The task >>
Filter out everything except lines holding "name".
>> begin Dataset excerpts
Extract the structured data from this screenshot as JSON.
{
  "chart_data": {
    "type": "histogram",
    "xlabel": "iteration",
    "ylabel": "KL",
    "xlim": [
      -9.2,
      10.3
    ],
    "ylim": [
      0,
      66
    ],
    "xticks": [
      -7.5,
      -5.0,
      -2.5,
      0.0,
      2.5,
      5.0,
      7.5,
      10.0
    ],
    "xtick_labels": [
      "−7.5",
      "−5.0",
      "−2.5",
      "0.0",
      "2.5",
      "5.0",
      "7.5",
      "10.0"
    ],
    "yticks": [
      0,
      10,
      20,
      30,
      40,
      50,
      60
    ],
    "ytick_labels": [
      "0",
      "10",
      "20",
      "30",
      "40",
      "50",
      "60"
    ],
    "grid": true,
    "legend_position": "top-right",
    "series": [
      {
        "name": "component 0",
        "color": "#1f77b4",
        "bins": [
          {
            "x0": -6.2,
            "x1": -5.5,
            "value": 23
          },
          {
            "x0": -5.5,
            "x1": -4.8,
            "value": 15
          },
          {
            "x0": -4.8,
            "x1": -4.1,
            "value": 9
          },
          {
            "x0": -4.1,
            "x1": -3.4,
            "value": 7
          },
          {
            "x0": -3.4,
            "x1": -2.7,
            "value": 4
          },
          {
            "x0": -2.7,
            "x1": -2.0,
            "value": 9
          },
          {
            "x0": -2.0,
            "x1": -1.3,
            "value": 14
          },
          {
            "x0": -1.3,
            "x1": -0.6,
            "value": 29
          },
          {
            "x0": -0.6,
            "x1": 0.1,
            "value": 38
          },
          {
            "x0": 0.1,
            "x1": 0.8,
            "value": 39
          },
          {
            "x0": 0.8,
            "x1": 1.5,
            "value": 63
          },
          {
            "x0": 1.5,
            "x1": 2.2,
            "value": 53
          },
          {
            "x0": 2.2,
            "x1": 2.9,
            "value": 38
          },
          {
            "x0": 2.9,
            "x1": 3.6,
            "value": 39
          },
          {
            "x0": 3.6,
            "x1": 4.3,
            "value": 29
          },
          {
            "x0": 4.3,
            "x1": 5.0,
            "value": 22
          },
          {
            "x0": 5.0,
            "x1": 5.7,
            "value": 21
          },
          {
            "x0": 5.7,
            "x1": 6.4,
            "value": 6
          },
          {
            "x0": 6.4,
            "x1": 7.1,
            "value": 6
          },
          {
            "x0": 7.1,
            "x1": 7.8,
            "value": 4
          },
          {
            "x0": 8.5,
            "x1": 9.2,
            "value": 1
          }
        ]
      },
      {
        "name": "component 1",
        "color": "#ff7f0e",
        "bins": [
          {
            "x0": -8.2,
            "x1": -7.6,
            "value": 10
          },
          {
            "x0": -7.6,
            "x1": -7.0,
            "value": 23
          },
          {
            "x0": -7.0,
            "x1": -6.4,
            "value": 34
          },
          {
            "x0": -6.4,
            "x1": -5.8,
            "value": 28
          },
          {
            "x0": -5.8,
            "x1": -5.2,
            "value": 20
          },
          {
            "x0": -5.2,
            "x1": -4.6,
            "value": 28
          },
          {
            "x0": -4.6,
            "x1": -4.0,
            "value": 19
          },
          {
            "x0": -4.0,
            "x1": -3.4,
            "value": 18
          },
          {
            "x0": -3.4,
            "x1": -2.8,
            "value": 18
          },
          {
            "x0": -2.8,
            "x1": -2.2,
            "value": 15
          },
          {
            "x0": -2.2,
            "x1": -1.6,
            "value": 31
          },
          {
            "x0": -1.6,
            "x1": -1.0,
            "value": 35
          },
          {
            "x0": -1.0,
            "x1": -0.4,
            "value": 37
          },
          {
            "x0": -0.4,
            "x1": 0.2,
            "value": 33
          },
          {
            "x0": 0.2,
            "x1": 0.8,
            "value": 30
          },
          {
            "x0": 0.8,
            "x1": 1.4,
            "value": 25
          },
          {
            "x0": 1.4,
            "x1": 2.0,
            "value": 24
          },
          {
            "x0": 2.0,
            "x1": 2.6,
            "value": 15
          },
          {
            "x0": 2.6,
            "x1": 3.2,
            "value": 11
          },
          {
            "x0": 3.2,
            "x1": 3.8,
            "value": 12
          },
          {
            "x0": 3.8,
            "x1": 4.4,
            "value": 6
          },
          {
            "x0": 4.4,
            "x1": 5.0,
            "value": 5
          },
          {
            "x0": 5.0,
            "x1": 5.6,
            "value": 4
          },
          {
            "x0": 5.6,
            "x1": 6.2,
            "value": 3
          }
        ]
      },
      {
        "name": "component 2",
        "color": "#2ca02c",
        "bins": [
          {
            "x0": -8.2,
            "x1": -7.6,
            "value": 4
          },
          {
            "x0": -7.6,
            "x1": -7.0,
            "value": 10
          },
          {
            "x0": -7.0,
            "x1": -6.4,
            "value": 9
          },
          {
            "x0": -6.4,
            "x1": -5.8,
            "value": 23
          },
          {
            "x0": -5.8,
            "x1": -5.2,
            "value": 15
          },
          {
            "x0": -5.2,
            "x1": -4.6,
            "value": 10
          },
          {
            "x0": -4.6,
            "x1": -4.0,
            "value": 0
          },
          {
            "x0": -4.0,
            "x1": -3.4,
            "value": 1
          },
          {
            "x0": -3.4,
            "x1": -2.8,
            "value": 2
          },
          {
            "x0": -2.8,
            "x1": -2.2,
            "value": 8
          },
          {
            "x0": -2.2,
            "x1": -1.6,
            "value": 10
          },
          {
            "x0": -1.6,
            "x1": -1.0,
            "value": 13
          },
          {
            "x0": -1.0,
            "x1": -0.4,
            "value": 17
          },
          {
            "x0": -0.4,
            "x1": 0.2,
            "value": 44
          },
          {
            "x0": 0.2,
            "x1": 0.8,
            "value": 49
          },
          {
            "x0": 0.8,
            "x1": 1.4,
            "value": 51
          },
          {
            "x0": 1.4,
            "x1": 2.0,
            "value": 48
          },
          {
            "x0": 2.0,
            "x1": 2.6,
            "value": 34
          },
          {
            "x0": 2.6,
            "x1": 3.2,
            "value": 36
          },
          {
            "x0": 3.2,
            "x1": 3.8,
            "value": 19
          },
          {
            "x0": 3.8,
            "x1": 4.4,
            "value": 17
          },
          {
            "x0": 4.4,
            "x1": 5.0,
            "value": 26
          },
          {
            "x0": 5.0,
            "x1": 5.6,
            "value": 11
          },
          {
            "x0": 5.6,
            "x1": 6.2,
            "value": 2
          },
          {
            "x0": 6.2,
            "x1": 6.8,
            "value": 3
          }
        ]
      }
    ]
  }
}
>> end Dataset excerpts
Result of the task >>
        "name": "component 0",
        "name": "component 1",
        "name": "component 2",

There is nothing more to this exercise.